DIRECTION – In full and without alteration, repeat the material.

— start —

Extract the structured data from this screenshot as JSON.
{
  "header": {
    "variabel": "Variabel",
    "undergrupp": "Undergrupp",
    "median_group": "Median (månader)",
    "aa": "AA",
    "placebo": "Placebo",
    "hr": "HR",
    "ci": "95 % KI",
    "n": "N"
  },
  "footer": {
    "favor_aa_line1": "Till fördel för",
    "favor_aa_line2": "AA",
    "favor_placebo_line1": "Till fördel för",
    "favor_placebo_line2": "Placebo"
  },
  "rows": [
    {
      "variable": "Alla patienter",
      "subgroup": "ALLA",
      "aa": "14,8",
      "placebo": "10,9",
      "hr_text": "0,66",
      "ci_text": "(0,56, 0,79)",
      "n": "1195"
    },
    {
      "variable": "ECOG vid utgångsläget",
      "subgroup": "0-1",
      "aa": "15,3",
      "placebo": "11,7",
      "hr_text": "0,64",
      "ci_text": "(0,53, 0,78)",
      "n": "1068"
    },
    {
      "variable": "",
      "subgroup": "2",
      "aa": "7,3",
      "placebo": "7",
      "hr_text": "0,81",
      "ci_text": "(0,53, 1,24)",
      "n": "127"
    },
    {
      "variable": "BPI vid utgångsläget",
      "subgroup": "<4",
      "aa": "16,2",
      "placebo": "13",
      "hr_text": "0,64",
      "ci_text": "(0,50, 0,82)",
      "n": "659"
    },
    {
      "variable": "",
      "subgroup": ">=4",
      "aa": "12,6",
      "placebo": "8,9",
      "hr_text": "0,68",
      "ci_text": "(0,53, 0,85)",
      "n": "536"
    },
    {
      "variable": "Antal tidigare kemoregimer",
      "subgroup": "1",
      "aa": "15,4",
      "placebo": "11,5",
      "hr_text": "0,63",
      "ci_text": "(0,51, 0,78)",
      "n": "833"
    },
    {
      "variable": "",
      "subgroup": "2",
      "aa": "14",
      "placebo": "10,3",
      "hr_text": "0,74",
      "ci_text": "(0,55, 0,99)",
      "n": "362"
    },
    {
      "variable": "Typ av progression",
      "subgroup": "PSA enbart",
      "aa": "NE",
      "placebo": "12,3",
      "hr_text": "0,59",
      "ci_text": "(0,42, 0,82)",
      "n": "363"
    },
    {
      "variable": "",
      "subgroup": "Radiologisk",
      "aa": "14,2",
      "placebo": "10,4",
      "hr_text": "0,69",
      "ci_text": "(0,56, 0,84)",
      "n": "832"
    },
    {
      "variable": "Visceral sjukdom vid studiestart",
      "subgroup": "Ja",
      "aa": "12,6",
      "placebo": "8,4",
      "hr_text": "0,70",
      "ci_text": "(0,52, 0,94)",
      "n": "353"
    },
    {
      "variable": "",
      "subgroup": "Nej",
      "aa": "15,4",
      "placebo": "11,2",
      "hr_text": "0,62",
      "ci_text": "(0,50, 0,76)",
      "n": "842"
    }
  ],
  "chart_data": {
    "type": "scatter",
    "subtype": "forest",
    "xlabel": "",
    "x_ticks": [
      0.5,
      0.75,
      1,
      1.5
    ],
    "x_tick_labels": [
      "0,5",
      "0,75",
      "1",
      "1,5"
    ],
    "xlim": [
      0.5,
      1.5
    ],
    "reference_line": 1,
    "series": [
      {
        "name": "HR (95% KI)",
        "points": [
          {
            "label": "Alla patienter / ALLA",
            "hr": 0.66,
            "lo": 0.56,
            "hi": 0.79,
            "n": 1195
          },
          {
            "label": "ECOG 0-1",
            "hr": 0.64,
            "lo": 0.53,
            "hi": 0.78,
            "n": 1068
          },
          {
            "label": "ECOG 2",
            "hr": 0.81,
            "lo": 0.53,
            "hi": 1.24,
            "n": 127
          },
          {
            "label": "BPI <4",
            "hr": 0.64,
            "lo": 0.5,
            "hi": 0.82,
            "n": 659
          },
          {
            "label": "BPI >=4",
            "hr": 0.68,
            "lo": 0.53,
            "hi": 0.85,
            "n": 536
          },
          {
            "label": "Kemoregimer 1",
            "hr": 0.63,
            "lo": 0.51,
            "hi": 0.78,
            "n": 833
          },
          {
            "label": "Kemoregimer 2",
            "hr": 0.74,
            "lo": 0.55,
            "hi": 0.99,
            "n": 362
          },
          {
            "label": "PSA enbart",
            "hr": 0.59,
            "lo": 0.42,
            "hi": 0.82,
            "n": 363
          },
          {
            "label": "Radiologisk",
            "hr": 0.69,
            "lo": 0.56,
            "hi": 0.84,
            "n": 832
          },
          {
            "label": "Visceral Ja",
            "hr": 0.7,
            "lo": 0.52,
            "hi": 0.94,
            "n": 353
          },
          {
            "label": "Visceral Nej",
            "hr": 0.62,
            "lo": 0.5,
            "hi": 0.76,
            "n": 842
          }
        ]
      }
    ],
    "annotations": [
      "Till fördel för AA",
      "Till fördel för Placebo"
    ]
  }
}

— end —

EXERCISE OUTPUT –
Extract the structured data from this screenshot as JSON.
{
  "header": {
    "variabel": "Variabel",
    "undergrupp": "Undergrupp",
    "median_group": "Median (månader)",
    "aa": "AA",
    "placebo": "Placebo",
    "hr": "HR",
    "ci": "95 % KI",
    "n": "N"
  },
  "footer": {
    "favor_aa_line1": "Till fördel för",
    "favor_aa_line2": "AA",
    "favor_placebo_line1": "Till fördel för",
    "favor_placebo_line2": "Placebo"
  },
  "rows": [
    {
      "variable": "Alla patienter",
      "subgroup": "ALLA",
      "aa": "14,8",
      "placebo": "10,9",
      "hr_text": "0,66",
      "ci_text": "(0,56, 0,79)",
      "n": "1195"
    },
    {
      "variable": "ECOG vid utgångsläget",
      "subgroup": "0-1",
      "aa": "15,3",
      "placebo": "11,7",
      "hr_text": "0,64",
      "ci_text": "(0,53, 0,78)",
      "n": "1068"
    },
    {
      "variable": "",
      "subgroup": "2",
      "aa": "7,3",
      "placebo": "7",
      "hr_text": "0,81",
      "ci_text": "(0,53, 1,24)",
      "n": "127"
    },
    {
      "variable": "BPI vid utgångsläget",
      "subgroup": "<4",
      "aa": "16,2",
      "placebo": "13",
      "hr_text": "0,64",
      "ci_text": "(0,50, 0,82)",
      "n": "659"
    },
    {
      "variable": "",
      "subgroup": ">=4",
      "aa": "12,6",
      "placebo": "8,9",
      "hr_text": "0,68",
      "ci_text": "(0,53, 0,85)",
      "n": "536"
    },
    {
      "variable": "Antal tidigare kemoregimer",
      "subgroup": "1",
      "aa": "15,4",
      "placebo": "11,5",
      "hr_text": "0,63",
      "ci_text": "(0,51, 0,78)",
      "n": "833"
    },
    {
      "variable": "",
      "subgroup": "2",
      "aa": "14",
      "placebo": "10,3",
      "hr_text": "0,74",
      "ci_text": "(0,55, 0,99)",
      "n": "362"
    },
    {
      "variable": "Typ av progression",
      "subgroup": "PSA enbart",
      "aa": "NE",
      "placebo": "12,3",
      "hr_text": "0,59",
      "ci_text": "(0,42, 0,82)",
      "n": "363"
    },
    {
      "variable": "",
      "subgroup": "Radiologisk",
      "aa": "14,2",
      "placebo": "10,4",
      "hr_text": "0,69",
      "ci_text": "(0,56, 0,84)",
      "n": "832"
    },
    {
      "variable": "Visceral sjukdom vid studiestart",
      "subgroup": "Ja",
      "aa": "12,6",
      "placebo": "8,4",
      "hr_text": "0,70",
      "ci_text": "(0,52, 0,94)",
      "n": "353"
    },
    {
      "variable": "",
      "subgroup": "Nej",
      "aa": "15,4",
      "placebo": "11,2",
      "hr_text": "0,62",
      "ci_text": "(0,50, 0,76)",
      "n": "842"
    }
  ],
  "chart_data": {
    "type": "scatter",
    "subtype": "forest",
    "xlabel": "",
    "x_ticks": [
      0.5,
      0.75,
      1,
      1.5
    ],
    "x_tick_labels": [
      "0,5",
      "0,75",
      "1",
      "1,5"
    ],
    "xlim": [
      0.5,
      1.5
    ],
    "reference_line": 1,
    "series": [
      {
        "name": "HR (95% KI)",
        "points": [
          {
            "label": "Alla patienter / ALLA",
            "hr": 0.66,
            "lo": 0.56,
            "hi": 0.79,
            "n": 1195
          },
          {
            "label": "ECOG 0-1",
            "hr": 0.64,
            "lo": 0.53,
            "hi": 0.78,
            "n": 1068
          },
          {
            "label": "ECOG 2",
            "hr": 0.81,
            "lo": 0.53,
            "hi": 1.24,
            "n": 127
          },
          {
            "label": "BPI <4",
            "hr": 0.64,
            "lo": 0.5,
            "hi": 0.82,
            "n": 659
          },
          {
            "label": "BPI >=4",
            "hr": 0.68,
            "lo": 0.53,
            "hi": 0.85,
            "n": 536
          },
          {
            "label": "Kemoregimer 1",
            "hr": 0.63,
            "lo": 0.51,
            "hi": 0.78,
            "n": 833
          },
          {
            "label": "Kemoregimer 2",
            "hr": 0.74,
            "lo": 0.55,
            "hi": 0.99,
            "n": 362
          },
          {
            "label": "PSA enbart",
            "hr": 0.59,
            "lo": 0.42,
            "hi": 0.82,
            "n": 363
          },
          {
            "label": "Radiologisk",
            "hr": 0.69,
            "lo": 0.56,
            "hi": 0.84,
            "n": 832
          },
          {
            "label": "Visceral Ja",
            "hr": 0.7,
            "lo": 0.52,
            "hi": 0.94,
            "n": 353
          },
          {
            "label": "Visceral Nej",
            "hr": 0.62,
            "lo": 0.5,
            "hi": 0.76,
            "n": 842
          }
        ]
      }
    ],
    "annotations": [
      "Till fördel för AA",
      "Till fördel för Placebo"
    ]
  }
}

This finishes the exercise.